### Exercise aim
Repeat the following items line for line, with no changes.

Stored dataset items
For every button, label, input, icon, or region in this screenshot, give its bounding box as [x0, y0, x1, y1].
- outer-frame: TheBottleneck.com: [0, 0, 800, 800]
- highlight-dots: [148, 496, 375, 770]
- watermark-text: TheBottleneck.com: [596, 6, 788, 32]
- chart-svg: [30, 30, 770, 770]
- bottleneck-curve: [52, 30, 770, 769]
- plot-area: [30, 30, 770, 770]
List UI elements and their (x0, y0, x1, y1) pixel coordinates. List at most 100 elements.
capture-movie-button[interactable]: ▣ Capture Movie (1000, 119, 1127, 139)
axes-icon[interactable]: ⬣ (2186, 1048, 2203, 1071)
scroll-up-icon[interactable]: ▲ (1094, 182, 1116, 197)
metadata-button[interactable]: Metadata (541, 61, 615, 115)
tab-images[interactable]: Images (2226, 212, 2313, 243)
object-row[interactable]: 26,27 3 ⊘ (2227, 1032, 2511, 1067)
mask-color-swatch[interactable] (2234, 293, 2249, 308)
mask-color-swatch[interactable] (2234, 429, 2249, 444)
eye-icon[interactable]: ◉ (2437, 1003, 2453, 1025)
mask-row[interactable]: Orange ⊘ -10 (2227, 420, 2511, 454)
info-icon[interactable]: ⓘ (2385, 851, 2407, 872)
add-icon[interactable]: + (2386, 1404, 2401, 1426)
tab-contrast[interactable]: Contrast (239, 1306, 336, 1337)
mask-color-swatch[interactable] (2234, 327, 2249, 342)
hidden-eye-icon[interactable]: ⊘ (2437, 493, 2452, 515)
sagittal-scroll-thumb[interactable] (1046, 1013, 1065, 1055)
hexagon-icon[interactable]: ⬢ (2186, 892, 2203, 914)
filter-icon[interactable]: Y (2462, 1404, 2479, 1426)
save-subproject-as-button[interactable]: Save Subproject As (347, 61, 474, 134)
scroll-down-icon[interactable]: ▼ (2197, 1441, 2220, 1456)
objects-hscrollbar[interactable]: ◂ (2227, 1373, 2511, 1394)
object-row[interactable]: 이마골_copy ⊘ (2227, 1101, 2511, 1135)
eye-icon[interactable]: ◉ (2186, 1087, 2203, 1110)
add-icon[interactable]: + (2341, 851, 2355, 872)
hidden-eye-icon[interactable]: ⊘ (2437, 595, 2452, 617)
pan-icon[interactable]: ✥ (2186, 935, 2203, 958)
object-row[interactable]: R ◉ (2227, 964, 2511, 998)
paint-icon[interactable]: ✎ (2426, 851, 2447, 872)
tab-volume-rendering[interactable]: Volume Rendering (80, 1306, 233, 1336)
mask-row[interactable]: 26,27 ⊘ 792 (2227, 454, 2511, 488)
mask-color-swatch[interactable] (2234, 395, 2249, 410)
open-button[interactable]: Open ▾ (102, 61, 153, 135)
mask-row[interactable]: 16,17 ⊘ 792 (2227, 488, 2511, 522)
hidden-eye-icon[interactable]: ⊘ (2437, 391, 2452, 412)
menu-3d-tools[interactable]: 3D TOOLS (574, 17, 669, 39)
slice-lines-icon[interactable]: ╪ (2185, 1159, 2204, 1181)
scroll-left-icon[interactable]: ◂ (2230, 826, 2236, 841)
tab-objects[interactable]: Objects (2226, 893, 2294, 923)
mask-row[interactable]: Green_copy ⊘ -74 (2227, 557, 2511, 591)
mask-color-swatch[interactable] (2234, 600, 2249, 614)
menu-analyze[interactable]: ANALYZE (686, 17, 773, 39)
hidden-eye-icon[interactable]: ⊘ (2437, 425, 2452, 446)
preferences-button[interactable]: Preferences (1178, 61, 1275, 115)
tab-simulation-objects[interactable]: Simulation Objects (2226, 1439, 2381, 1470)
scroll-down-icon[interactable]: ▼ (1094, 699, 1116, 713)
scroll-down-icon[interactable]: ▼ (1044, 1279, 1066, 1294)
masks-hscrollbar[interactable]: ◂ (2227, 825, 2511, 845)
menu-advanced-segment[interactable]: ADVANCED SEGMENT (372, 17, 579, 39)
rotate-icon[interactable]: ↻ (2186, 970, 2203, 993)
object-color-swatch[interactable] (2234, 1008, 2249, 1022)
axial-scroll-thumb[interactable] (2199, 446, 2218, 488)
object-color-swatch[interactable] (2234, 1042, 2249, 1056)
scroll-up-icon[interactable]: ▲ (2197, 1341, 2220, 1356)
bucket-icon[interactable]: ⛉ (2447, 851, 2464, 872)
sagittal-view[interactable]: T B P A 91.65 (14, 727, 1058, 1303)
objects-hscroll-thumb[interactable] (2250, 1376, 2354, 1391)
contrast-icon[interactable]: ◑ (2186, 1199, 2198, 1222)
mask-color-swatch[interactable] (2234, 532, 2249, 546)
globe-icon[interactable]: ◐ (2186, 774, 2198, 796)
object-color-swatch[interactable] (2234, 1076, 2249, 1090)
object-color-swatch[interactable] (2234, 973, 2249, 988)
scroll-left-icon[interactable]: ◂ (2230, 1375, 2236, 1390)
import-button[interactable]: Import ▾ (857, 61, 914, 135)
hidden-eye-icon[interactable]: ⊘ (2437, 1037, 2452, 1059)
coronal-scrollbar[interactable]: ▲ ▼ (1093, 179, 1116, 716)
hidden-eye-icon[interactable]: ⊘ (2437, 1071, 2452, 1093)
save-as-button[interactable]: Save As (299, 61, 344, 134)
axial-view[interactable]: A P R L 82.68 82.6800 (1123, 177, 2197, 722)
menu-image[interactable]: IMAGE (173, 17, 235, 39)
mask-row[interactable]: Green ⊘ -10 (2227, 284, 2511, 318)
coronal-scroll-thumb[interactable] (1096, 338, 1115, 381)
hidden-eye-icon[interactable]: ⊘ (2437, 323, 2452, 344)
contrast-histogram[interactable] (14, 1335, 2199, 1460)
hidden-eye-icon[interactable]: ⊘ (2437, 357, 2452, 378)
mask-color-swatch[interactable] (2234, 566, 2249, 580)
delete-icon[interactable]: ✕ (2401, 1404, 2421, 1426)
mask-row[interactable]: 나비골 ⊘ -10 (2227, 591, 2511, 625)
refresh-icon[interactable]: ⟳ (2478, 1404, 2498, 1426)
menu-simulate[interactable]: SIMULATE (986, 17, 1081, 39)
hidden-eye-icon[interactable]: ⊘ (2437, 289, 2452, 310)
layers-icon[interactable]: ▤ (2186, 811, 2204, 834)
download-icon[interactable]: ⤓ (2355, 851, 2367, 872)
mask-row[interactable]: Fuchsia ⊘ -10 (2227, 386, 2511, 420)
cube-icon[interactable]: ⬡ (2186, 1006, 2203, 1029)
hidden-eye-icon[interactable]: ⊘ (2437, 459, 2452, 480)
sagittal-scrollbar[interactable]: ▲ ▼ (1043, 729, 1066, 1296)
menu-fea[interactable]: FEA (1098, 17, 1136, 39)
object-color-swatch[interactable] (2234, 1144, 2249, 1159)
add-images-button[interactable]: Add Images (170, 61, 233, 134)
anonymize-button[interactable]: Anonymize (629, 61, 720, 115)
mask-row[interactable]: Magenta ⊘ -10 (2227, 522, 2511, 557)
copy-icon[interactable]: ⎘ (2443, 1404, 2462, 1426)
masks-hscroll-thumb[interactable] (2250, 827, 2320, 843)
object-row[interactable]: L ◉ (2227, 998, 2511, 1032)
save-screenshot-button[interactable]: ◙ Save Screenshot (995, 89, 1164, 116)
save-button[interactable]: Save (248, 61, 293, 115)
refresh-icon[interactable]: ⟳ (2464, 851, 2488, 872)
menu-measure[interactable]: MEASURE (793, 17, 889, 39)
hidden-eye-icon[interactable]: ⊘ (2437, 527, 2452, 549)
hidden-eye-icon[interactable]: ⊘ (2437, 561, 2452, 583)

### Answer for the task
For every button, label, input, icon, or region in this screenshot, give its bounding box as [x0, y0, x1, y1].
- outer-frame: TheBottleneck.com: [0, 0, 800, 800]
- highlight-dots: [148, 496, 375, 770]
- watermark-text: TheBottleneck.com: [596, 6, 788, 32]
- chart-svg: [30, 30, 770, 770]
- bottleneck-curve: [52, 30, 770, 769]
- plot-area: [30, 30, 770, 770]
List UI elements and their (x0, y0, x1, y1) pixel coordinates. List at most 100 elements.
capture-movie-button[interactable]: ▣ Capture Movie (1000, 119, 1127, 139)
axes-icon[interactable]: ⬣ (2186, 1048, 2203, 1071)
scroll-up-icon[interactable]: ▲ (1094, 182, 1116, 197)
metadata-button[interactable]: Metadata (541, 61, 615, 115)
tab-images[interactable]: Images (2226, 212, 2313, 243)
object-row[interactable]: 26,27 3 ⊘ (2227, 1032, 2511, 1067)
mask-color-swatch[interactable] (2234, 293, 2249, 308)
mask-color-swatch[interactable] (2234, 429, 2249, 444)
eye-icon[interactable]: ◉ (2437, 1003, 2453, 1025)
mask-row[interactable]: Orange ⊘ -10 (2227, 420, 2511, 454)
info-icon[interactable]: ⓘ (2385, 851, 2407, 872)
add-icon[interactable]: + (2386, 1404, 2401, 1426)
tab-contrast[interactable]: Contrast (239, 1306, 336, 1337)
mask-color-swatch[interactable] (2234, 327, 2249, 342)
hidden-eye-icon[interactable]: ⊘ (2437, 493, 2452, 515)
sagittal-scroll-thumb[interactable] (1046, 1013, 1065, 1055)
hexagon-icon[interactable]: ⬢ (2186, 892, 2203, 914)
filter-icon[interactable]: Y (2462, 1404, 2479, 1426)
save-subproject-as-button[interactable]: Save Subproject As (347, 61, 474, 134)
scroll-down-icon[interactable]: ▼ (2197, 1441, 2220, 1456)
objects-hscrollbar[interactable]: ◂ (2227, 1373, 2511, 1394)
object-row[interactable]: 이마골_copy ⊘ (2227, 1101, 2511, 1135)
eye-icon[interactable]: ◉ (2186, 1087, 2203, 1110)
add-icon[interactable]: + (2341, 851, 2355, 872)
hidden-eye-icon[interactable]: ⊘ (2437, 595, 2452, 617)
pan-icon[interactable]: ✥ (2186, 935, 2203, 958)
object-row[interactable]: R ◉ (2227, 964, 2511, 998)
paint-icon[interactable]: ✎ (2426, 851, 2447, 872)
tab-volume-rendering[interactable]: Volume Rendering (80, 1306, 233, 1336)
mask-row[interactable]: 26,27 ⊘ 792 (2227, 454, 2511, 488)
mask-color-swatch[interactable] (2234, 395, 2249, 410)
open-button[interactable]: Open ▾ (102, 61, 153, 135)
mask-row[interactable]: 16,17 ⊘ 792 (2227, 488, 2511, 522)
hidden-eye-icon[interactable]: ⊘ (2437, 391, 2452, 412)
menu-3d-tools[interactable]: 3D TOOLS (574, 17, 669, 39)
slice-lines-icon[interactable]: ╪ (2185, 1159, 2204, 1181)
scroll-left-icon[interactable]: ◂ (2230, 826, 2236, 841)
tab-objects[interactable]: Objects (2226, 893, 2294, 923)
mask-row[interactable]: Green_copy ⊘ -74 (2227, 557, 2511, 591)
mask-color-swatch[interactable] (2234, 600, 2249, 614)
menu-analyze[interactable]: ANALYZE (686, 17, 773, 39)
hidden-eye-icon[interactable]: ⊘ (2437, 425, 2452, 446)
preferences-button[interactable]: Preferences (1178, 61, 1275, 115)
tab-simulation-objects[interactable]: Simulation Objects (2226, 1439, 2381, 1470)
scroll-down-icon[interactable]: ▼ (1094, 699, 1116, 713)
scroll-down-icon[interactable]: ▼ (1044, 1279, 1066, 1294)
masks-hscrollbar[interactable]: ◂ (2227, 825, 2511, 845)
menu-advanced-segment[interactable]: ADVANCED SEGMENT (372, 17, 579, 39)
rotate-icon[interactable]: ↻ (2186, 970, 2203, 993)
object-color-swatch[interactable] (2234, 1008, 2249, 1022)
axial-scroll-thumb[interactable] (2199, 446, 2218, 488)
object-color-swatch[interactable] (2234, 1042, 2249, 1056)
scroll-up-icon[interactable]: ▲ (2197, 1341, 2220, 1356)
bucket-icon[interactable]: ⛉ (2447, 851, 2464, 872)
sagittal-view[interactable]: T B P A 91.65 (14, 727, 1058, 1303)
objects-hscroll-thumb[interactable] (2250, 1376, 2354, 1391)
contrast-icon[interactable]: ◑ (2186, 1199, 2198, 1222)
mask-color-swatch[interactable] (2234, 532, 2249, 546)
globe-icon[interactable]: ◐ (2186, 774, 2198, 796)
object-color-swatch[interactable] (2234, 1076, 2249, 1090)
object-color-swatch[interactable] (2234, 973, 2249, 988)
scroll-left-icon[interactable]: ◂ (2230, 1375, 2236, 1390)
import-button[interactable]: Import ▾ (857, 61, 914, 135)
hidden-eye-icon[interactable]: ⊘ (2437, 1037, 2452, 1059)
coronal-scrollbar[interactable]: ▲ ▼ (1093, 179, 1116, 716)
hidden-eye-icon[interactable]: ⊘ (2437, 1071, 2452, 1093)
save-as-button[interactable]: Save As (299, 61, 344, 134)
axial-view[interactable]: A P R L 82.68 82.6800 (1123, 177, 2197, 722)
menu-image[interactable]: IMAGE (173, 17, 235, 39)
mask-row[interactable]: Green ⊘ -10 (2227, 284, 2511, 318)
coronal-scroll-thumb[interactable] (1096, 338, 1115, 381)
hidden-eye-icon[interactable]: ⊘ (2437, 323, 2452, 344)
contrast-histogram[interactable] (14, 1335, 2199, 1460)
hidden-eye-icon[interactable]: ⊘ (2437, 357, 2452, 378)
mask-color-swatch[interactable] (2234, 566, 2249, 580)
delete-icon[interactable]: ✕ (2401, 1404, 2421, 1426)
mask-row[interactable]: 나비골 ⊘ -10 (2227, 591, 2511, 625)
refresh-icon[interactable]: ⟳ (2478, 1404, 2498, 1426)
menu-simulate[interactable]: SIMULATE (986, 17, 1081, 39)
hidden-eye-icon[interactable]: ⊘ (2437, 289, 2452, 310)
layers-icon[interactable]: ▤ (2186, 811, 2204, 834)
download-icon[interactable]: ⤓ (2355, 851, 2367, 872)
mask-row[interactable]: Fuchsia ⊘ -10 (2227, 386, 2511, 420)
cube-icon[interactable]: ⬡ (2186, 1006, 2203, 1029)
hidden-eye-icon[interactable]: ⊘ (2437, 459, 2452, 480)
sagittal-scrollbar[interactable]: ▲ ▼ (1043, 729, 1066, 1296)
menu-fea[interactable]: FEA (1098, 17, 1136, 39)
object-color-swatch[interactable] (2234, 1144, 2249, 1159)
add-images-button[interactable]: Add Images (170, 61, 233, 134)
anonymize-button[interactable]: Anonymize (629, 61, 720, 115)
mask-row[interactable]: Magenta ⊘ -10 (2227, 522, 2511, 557)
copy-icon[interactable]: ⎘ (2443, 1404, 2462, 1426)
masks-hscroll-thumb[interactable] (2250, 827, 2320, 843)
object-row[interactable]: L ◉ (2227, 998, 2511, 1032)
save-screenshot-button[interactable]: ◙ Save Screenshot (995, 89, 1164, 116)
save-button[interactable]: Save (248, 61, 293, 115)
refresh-icon[interactable]: ⟳ (2464, 851, 2488, 872)
menu-measure[interactable]: MEASURE (793, 17, 889, 39)
hidden-eye-icon[interactable]: ⊘ (2437, 527, 2452, 549)
hidden-eye-icon[interactable]: ⊘ (2437, 561, 2452, 583)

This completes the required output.